▶ **Information shown**:
+ + + + +

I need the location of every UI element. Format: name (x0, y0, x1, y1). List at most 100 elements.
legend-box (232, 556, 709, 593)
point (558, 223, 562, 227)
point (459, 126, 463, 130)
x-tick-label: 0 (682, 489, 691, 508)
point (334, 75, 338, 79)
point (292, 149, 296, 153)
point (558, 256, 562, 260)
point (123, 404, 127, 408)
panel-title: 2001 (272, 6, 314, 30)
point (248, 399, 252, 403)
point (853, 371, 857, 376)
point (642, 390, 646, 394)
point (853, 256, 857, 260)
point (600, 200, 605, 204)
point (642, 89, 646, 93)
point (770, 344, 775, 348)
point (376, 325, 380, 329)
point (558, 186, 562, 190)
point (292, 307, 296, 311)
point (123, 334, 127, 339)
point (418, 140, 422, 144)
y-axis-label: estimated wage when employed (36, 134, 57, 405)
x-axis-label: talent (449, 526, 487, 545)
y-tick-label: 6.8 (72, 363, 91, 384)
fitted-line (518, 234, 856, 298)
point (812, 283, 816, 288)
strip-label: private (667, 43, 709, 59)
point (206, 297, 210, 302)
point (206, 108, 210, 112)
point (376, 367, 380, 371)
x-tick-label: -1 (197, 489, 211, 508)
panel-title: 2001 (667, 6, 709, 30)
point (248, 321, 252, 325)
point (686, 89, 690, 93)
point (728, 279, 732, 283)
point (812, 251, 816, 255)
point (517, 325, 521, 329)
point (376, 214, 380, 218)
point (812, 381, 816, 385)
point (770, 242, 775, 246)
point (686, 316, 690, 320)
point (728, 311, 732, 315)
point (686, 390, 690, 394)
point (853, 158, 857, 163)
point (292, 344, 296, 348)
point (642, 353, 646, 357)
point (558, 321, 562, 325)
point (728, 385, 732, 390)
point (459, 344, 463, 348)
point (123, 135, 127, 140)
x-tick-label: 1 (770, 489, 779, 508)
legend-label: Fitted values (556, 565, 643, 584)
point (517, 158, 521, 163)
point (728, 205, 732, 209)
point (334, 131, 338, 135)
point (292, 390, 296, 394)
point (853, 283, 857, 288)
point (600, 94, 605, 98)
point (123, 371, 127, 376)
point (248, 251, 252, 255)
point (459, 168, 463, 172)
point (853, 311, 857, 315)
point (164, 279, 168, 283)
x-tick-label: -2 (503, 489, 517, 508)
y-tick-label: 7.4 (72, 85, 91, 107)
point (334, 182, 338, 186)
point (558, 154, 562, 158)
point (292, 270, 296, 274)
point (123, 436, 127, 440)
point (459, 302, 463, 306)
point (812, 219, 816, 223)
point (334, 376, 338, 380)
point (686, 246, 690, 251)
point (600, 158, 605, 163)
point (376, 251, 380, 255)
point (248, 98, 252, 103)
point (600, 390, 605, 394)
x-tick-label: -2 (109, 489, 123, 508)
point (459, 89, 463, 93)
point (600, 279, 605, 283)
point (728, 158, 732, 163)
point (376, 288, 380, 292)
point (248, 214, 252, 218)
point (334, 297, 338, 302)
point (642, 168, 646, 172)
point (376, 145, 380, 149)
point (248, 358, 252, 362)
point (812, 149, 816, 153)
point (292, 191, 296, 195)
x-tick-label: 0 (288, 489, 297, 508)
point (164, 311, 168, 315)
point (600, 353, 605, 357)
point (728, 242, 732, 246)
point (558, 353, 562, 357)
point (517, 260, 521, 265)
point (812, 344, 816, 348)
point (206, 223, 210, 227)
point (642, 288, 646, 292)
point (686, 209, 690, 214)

+ + + + +

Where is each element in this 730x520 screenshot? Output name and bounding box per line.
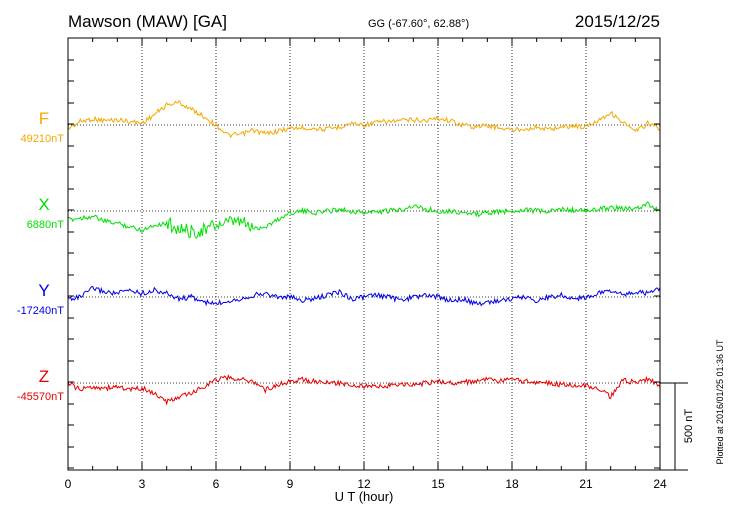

+ + + + +

▶ **Written exercise**: Duplicate the records between the lines holding "I need the location" and "point (517, 158, 521, 163)", inclusive.

▶ **Solution to this problem**:
I need the location of every UI element. Format: name (x0, y0, x1, y1). List at most 100 elements.
legend-box (232, 556, 709, 593)
point (558, 223, 562, 227)
point (459, 126, 463, 130)
x-tick-label: 0 (682, 489, 691, 508)
point (334, 75, 338, 79)
point (292, 149, 296, 153)
point (558, 256, 562, 260)
point (123, 404, 127, 408)
panel-title: 2001 (272, 6, 314, 30)
point (248, 399, 252, 403)
point (853, 371, 857, 376)
point (642, 390, 646, 394)
point (853, 256, 857, 260)
point (600, 200, 605, 204)
point (642, 89, 646, 93)
point (770, 344, 775, 348)
point (376, 325, 380, 329)
point (558, 186, 562, 190)
point (292, 307, 296, 311)
point (123, 334, 127, 339)
point (418, 140, 422, 144)
y-axis-label: estimated wage when employed (36, 134, 57, 405)
x-axis-label: talent (449, 526, 487, 545)
y-tick-label: 6.8 (72, 363, 91, 384)
fitted-line (518, 234, 856, 298)
point (812, 283, 816, 288)
strip-label: private (667, 43, 709, 59)
point (206, 297, 210, 302)
point (206, 108, 210, 112)
point (376, 367, 380, 371)
x-tick-label: -1 (197, 489, 211, 508)
panel-title: 2001 (667, 6, 709, 30)
point (248, 321, 252, 325)
point (686, 89, 690, 93)
point (728, 279, 732, 283)
point (812, 251, 816, 255)
point (517, 325, 521, 329)
point (376, 214, 380, 218)
point (812, 381, 816, 385)
point (770, 242, 775, 246)
point (686, 316, 690, 320)
point (728, 311, 732, 315)
point (686, 390, 690, 394)
point (853, 158, 857, 163)
point (292, 344, 296, 348)
point (642, 353, 646, 357)
point (558, 321, 562, 325)
point (728, 385, 732, 390)
point (459, 344, 463, 348)
point (123, 135, 127, 140)
x-tick-label: 1 (770, 489, 779, 508)
legend-label: Fitted values (556, 565, 643, 584)
point (517, 158, 521, 163)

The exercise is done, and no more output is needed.